═════ Record set ═════

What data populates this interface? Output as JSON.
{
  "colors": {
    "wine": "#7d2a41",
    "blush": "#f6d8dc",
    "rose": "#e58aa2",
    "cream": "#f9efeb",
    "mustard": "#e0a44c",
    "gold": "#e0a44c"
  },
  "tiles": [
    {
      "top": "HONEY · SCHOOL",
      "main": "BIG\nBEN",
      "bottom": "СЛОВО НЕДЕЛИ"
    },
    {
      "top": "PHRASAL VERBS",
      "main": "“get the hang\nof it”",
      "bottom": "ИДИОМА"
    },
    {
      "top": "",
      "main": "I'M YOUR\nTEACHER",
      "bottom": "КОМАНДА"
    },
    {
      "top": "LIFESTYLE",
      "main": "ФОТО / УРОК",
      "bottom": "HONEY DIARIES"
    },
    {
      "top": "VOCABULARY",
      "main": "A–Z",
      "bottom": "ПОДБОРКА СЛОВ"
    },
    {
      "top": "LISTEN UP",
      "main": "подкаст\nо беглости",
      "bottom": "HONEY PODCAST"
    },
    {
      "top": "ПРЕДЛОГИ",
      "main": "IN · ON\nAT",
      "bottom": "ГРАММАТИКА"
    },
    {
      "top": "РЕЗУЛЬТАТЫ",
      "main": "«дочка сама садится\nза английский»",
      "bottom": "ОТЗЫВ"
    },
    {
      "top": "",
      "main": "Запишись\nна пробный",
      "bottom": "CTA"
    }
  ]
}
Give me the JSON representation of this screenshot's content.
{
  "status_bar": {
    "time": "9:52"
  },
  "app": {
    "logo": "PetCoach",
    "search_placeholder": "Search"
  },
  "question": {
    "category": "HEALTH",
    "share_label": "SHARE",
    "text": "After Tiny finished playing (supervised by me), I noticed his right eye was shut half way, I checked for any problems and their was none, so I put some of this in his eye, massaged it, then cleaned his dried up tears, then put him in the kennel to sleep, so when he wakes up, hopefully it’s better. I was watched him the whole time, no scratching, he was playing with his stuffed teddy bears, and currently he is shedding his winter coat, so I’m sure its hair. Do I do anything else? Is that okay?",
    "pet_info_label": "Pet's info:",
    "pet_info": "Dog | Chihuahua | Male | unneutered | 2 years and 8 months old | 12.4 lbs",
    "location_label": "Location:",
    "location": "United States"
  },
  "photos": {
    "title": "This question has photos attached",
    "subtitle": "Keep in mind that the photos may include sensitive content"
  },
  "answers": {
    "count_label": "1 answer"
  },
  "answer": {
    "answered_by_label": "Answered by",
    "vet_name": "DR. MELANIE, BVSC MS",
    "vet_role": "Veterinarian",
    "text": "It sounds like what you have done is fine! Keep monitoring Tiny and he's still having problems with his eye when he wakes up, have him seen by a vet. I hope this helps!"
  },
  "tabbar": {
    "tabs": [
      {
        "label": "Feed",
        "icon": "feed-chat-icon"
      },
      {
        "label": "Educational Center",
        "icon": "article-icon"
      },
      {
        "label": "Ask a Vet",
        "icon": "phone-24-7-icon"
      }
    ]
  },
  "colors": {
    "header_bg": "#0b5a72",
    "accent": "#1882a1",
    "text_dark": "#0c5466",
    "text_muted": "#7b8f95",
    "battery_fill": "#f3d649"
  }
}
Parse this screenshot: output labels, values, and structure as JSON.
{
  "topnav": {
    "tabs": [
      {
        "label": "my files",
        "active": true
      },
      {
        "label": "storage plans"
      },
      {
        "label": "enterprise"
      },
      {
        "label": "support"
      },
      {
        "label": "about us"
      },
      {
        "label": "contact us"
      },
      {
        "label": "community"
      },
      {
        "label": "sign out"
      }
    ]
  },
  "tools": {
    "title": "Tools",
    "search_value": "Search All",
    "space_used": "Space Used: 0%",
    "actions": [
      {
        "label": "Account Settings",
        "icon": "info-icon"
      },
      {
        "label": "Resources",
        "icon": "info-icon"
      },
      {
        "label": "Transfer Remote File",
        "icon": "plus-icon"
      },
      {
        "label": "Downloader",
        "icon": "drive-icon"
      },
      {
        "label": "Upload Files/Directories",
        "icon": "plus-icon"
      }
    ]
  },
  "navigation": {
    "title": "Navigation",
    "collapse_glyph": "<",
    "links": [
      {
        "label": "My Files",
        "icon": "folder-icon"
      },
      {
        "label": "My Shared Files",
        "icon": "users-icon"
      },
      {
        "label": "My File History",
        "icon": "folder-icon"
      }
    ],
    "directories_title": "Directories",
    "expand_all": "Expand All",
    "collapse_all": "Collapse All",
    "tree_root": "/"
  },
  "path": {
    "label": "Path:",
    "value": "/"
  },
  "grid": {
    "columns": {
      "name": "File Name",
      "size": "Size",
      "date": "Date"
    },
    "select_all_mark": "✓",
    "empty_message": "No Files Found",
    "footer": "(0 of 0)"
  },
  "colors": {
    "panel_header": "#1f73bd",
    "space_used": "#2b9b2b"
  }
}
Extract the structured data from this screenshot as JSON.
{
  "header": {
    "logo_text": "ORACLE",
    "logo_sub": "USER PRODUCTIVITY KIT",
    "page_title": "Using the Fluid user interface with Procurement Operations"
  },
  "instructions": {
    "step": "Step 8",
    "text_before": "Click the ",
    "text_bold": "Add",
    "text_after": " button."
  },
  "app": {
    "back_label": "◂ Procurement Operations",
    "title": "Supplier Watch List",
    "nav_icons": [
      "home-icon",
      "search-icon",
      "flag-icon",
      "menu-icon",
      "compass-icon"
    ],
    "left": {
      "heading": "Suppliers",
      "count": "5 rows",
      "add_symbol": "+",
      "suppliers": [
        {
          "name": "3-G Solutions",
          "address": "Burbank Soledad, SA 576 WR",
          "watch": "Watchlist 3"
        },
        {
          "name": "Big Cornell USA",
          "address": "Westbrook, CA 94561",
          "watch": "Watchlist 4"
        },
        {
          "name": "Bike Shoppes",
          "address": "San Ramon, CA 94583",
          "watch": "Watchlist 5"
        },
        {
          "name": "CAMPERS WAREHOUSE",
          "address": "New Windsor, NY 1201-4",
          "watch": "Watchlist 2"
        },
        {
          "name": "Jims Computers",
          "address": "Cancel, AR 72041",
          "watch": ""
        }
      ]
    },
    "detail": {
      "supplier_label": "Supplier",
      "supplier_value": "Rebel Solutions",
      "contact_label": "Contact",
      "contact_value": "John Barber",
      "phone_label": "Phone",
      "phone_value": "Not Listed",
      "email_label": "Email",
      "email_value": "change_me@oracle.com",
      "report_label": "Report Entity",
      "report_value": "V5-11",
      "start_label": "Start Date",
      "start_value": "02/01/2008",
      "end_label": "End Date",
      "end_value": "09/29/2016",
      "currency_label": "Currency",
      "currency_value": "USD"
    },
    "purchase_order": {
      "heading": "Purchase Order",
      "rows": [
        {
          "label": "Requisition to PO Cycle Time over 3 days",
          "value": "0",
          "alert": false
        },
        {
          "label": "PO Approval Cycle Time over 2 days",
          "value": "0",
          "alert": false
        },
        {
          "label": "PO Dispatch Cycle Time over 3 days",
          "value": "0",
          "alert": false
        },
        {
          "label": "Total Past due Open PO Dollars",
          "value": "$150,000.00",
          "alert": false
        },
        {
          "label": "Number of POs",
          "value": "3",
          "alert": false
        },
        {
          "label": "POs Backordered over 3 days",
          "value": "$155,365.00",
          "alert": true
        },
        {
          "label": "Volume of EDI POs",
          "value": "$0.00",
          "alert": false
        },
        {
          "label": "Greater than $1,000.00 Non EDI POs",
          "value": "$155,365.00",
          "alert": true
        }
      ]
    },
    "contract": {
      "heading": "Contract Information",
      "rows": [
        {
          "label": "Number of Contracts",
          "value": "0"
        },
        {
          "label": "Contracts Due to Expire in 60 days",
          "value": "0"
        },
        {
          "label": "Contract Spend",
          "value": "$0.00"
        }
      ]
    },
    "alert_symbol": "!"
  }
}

═════

From the data above, gather every line that includes the word "Number".

## Solution to this task
          "label": "Number of POs",
          "label": "Number of Contracts",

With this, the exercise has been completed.